───── Extrait choisi

D’ailleurs, n’avait-il pas aussi le mot résolution à l’esprit en échafaudant son projet ? Première phase prévue jusqu’en 2023 : ressusciter la marque en redevenant compétitif, tout en réduisant les coûts et en générant du profit. Deuxième phase de rénovation, avec 2025 pour horizon : renouveler et enrichir les gammes, pour contribuer à la rentabilité des marques. Enfin, une vraie révolution assurée à partir de là, en faisant pivoter le modèle économique vers la technologie, l’énergie et la mobilité, pour positionner Renault comme précurseur dans la chaîne de valeur des nouvelles mobilités. Rien que cela !
Les chiffres de la Renaulution
• No 1 des ventes en France de véhicules électriques en 2020.
• 15 221 véhicules électriques vendus en France, au 1er semestre 2021.
• Zoe, no 1 des ventes de voitures électriques en Europe en 2020.

──────────

[Les tâches]
A. Dans l'extrait sur le plan de Renault, jusqu'à quelle année la première phase est-elle prévue ?
B. Reprenez l'extrait sur le plan de Renault à partir de sa dernière phrase et poursuivez-le.
Les enregistrements forment un ensemble à part, sans lien avec l'extrait.

───── Les données

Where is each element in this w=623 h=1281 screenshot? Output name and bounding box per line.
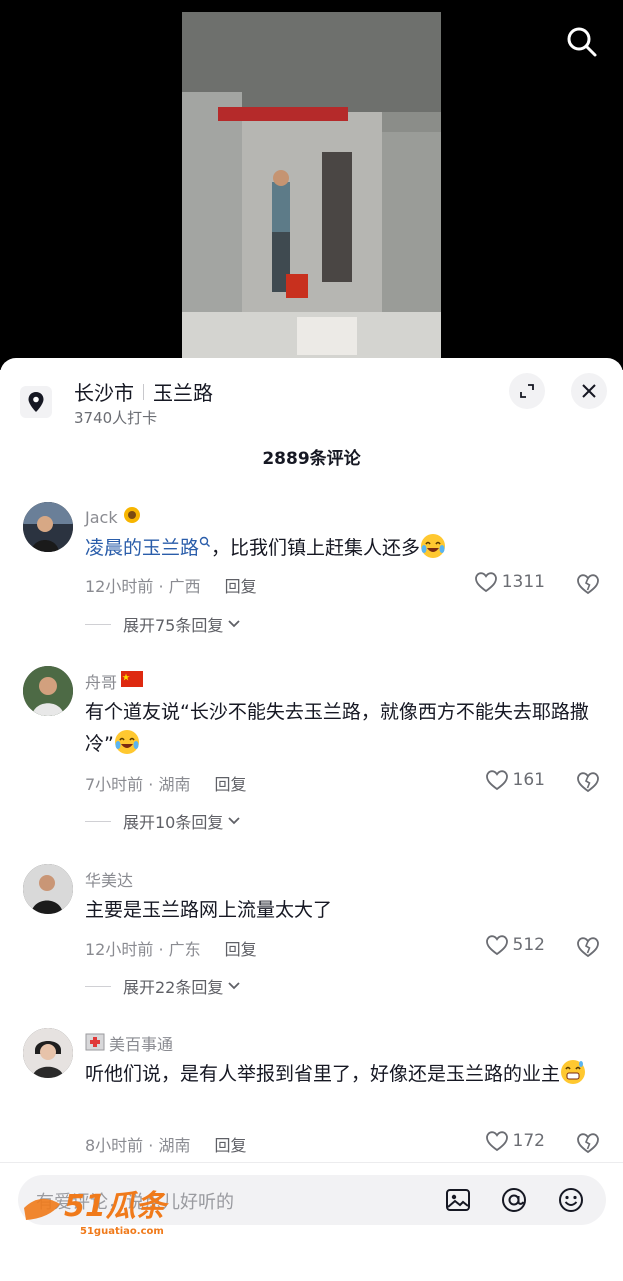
dislike-button[interactable] — [575, 572, 601, 596]
reply-button[interactable]: 回复 — [225, 577, 257, 596]
divider-line — [85, 623, 111, 625]
dislike-button[interactable] — [575, 935, 601, 959]
video-player[interactable] — [0, 0, 623, 370]
comment-text: 听他们说，是有人举报到省里了，好像还是玉兰路的业主 — [85, 1058, 605, 1090]
location-city: 长沙市 — [74, 381, 134, 405]
comment-time-place: 7小时前 · 湖南 — [85, 775, 191, 794]
heart-icon — [485, 1131, 508, 1152]
expand-replies-label: 展开75条回复 — [123, 616, 224, 635]
comment-meta: 7小时前 · 湖南 回复 — [85, 771, 246, 795]
broken-heart-icon — [577, 772, 599, 793]
like-button[interactable]: 161 — [485, 769, 545, 791]
emoji-icon[interactable] — [557, 1186, 585, 1214]
china-flag-icon — [121, 671, 144, 691]
comment-username[interactable]: Jack — [85, 505, 142, 529]
like-count: 172 — [512, 1131, 545, 1151]
chevron-down-icon — [228, 982, 241, 990]
heart-icon — [485, 770, 508, 791]
expand-replies-label: 展开22条回复 — [123, 978, 224, 997]
comment-time-place: 12小时前 · 广东 — [85, 940, 201, 959]
reply-button[interactable]: 回复 — [225, 940, 257, 959]
hospital-icon — [85, 1031, 105, 1055]
dislike-button[interactable] — [575, 770, 601, 794]
comment-text: 有个道友说“长沙不能失去玉兰路，就像西方不能失去耶路撒冷” — [85, 696, 605, 760]
watermark-brand: 51瓜条 — [64, 1189, 170, 1224]
like-count: 161 — [512, 770, 545, 790]
search-button[interactable] — [562, 22, 602, 62]
like-count: 512 — [512, 935, 545, 955]
laughing-crying-emoji-icon — [114, 730, 139, 754]
broken-heart-icon — [577, 937, 599, 958]
divider-line — [85, 820, 111, 822]
search-link[interactable]: 凌晨的玉兰路 — [85, 537, 199, 559]
expand-replies-label: 展开10条回复 — [123, 813, 224, 832]
comment-username[interactable]: 华美达 — [85, 867, 133, 891]
comment-time-place: 12小时前 · 广西 — [85, 577, 201, 596]
comment-text: 主要是玉兰路网上流量太大了 — [85, 894, 605, 926]
location-checkins: 3740人打卡 — [74, 409, 158, 427]
sunflower-icon — [122, 505, 142, 529]
expand-button[interactable] — [509, 373, 545, 409]
comment-time-place: 8小时前 · 湖南 — [85, 1136, 191, 1155]
expand-replies-button[interactable]: 展开75条回复 — [85, 612, 241, 636]
like-count: 1311 — [501, 572, 545, 592]
reply-button[interactable]: 回复 — [214, 775, 246, 794]
expand-icon — [520, 384, 534, 398]
location-road: 玉兰路 — [153, 381, 213, 405]
like-button[interactable]: 172 — [485, 1130, 545, 1152]
search-icon — [199, 536, 211, 547]
chevron-down-icon — [228, 817, 241, 825]
like-button[interactable]: 1311 — [474, 571, 545, 593]
location-header[interactable]: 长沙市 玉兰路 3740人打卡 — [0, 358, 623, 428]
username-text: 华美达 — [85, 871, 134, 890]
avatar[interactable] — [23, 502, 73, 552]
close-icon — [582, 384, 596, 398]
comment-body: 有个道友说“长沙不能失去玉兰路，就像西方不能失去耶路撒冷” — [85, 701, 589, 755]
comment-meta: 12小时前 · 广东 回复 — [85, 936, 257, 960]
location-separator — [143, 383, 144, 400]
comment-text: 凌晨的玉兰路 ，比我们镇上赶集人还多 — [85, 532, 605, 564]
at-icon[interactable] — [500, 1186, 528, 1214]
comment-body: ，比我们镇上赶集人还多 — [211, 537, 421, 559]
reply-button[interactable]: 回复 — [214, 1136, 246, 1155]
avatar[interactable] — [23, 666, 73, 716]
watermark-url: 51guatiao.com — [80, 1226, 164, 1237]
comment-username[interactable]: 舟哥 — [85, 669, 144, 693]
like-button[interactable]: 512 — [485, 934, 545, 956]
comment-sheet: 长沙市 玉兰路 3740人打卡 2889条评论 Jack 凌晨的玉兰路 ，比我们… — [0, 358, 623, 1280]
username-text: 舟哥 — [85, 673, 118, 692]
divider-line — [85, 985, 111, 987]
dislike-button[interactable] — [575, 1131, 601, 1155]
watermark-logo: 51瓜条 51guatiao.com — [20, 1178, 220, 1238]
comment-meta: 12小时前 · 广西 回复 — [85, 573, 257, 597]
comment-body: 主要是玉兰路网上流量太大了 — [85, 899, 333, 921]
image-icon[interactable] — [444, 1186, 472, 1214]
location-title[interactable]: 长沙市 玉兰路 — [74, 377, 213, 406]
close-button[interactable] — [571, 373, 607, 409]
heart-icon — [474, 572, 497, 593]
username-text: 美百事通 — [109, 1035, 174, 1054]
comment-count: 2889条评论 — [262, 449, 361, 469]
comment-body: 听他们说，是有人举报到省里了，好像还是玉兰路的业主 — [85, 1063, 561, 1085]
broken-heart-icon — [577, 1133, 599, 1154]
comment-username[interactable]: 美百事通 — [85, 1031, 173, 1055]
broken-heart-icon — [577, 574, 599, 595]
video-frame — [182, 12, 441, 358]
search-icon — [567, 27, 597, 57]
username-text: Jack — [85, 507, 118, 527]
avatar[interactable] — [23, 1028, 73, 1078]
location-pin-icon — [20, 386, 52, 418]
chevron-down-icon — [228, 620, 241, 628]
comment-meta: 8小时前 · 湖南 回复 — [85, 1132, 246, 1156]
laughing-crying-emoji-icon — [421, 534, 446, 558]
expand-replies-button[interactable]: 展开22条回复 — [85, 974, 241, 998]
grinning-sweat-emoji-icon — [561, 1060, 586, 1084]
avatar[interactable] — [23, 864, 73, 914]
expand-replies-button[interactable]: 展开10条回复 — [85, 809, 241, 833]
heart-icon — [485, 935, 508, 956]
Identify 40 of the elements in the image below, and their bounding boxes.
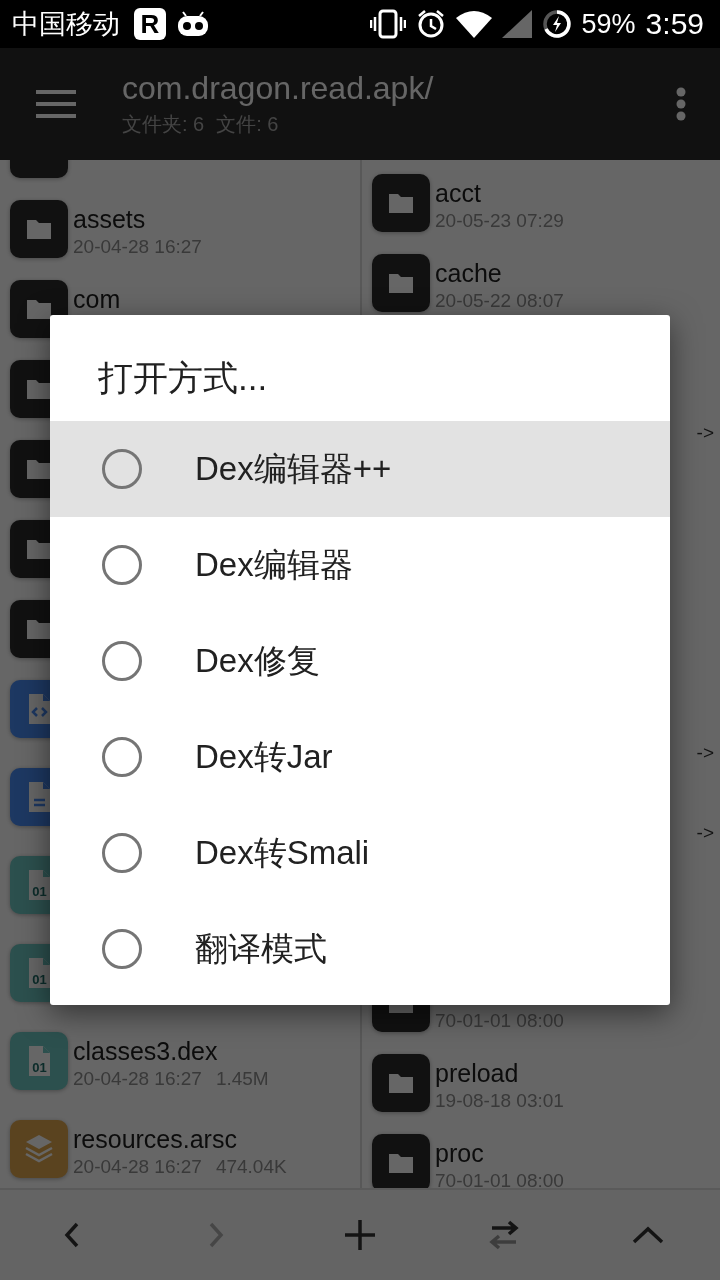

──────────

[Réponses par tâche]
A. Jusqu'en 2023.

B.
• 10 797 Zoe vendues en France, au 1er semestre 2021.
• 270 000 Zoe vendues depuis sa commercialisation, en 2013.
• 21 % des parts du marché des véhicules électriques en France au 1er semestre 2021.
• 7 nouveaux modèles électriques annoncés d’ici à 2025.
• Ventes mondiales de Renault S.A. en hausse de 18,7 % au 1er semestre 2021 par rapport à 2020, soit 901 500 véhicules.
• Objectif 2025 : 400 000 véhicules électriques par an.
La Renaulution électrique de Renault
Il y a un peu plus de dix ans, Renault disposait pourtant de plusieurs atouts pour réussir son pari, et notamment une certaine expertise de la transition énergétique. La marque s’était en effet affichée comme un précurseur du genre en lançant des véhicules 100 % électriques, la Zoe en tête, mais aussi la Kangoo. « Au total, nous avons vendu 400 000 voitures électriques et connectées, qui nous ont livré un bel échantillon d’usages, que ce soit d’un point de vue de la charge comme des parcours routiers. Autrement dit, nous disposons d’un recueil d’expériences qui nous positionnent mieux que quiconque pour préparer l’avenir de nos véhicules », souligne Bruno Vanel, directeur produit de Renault.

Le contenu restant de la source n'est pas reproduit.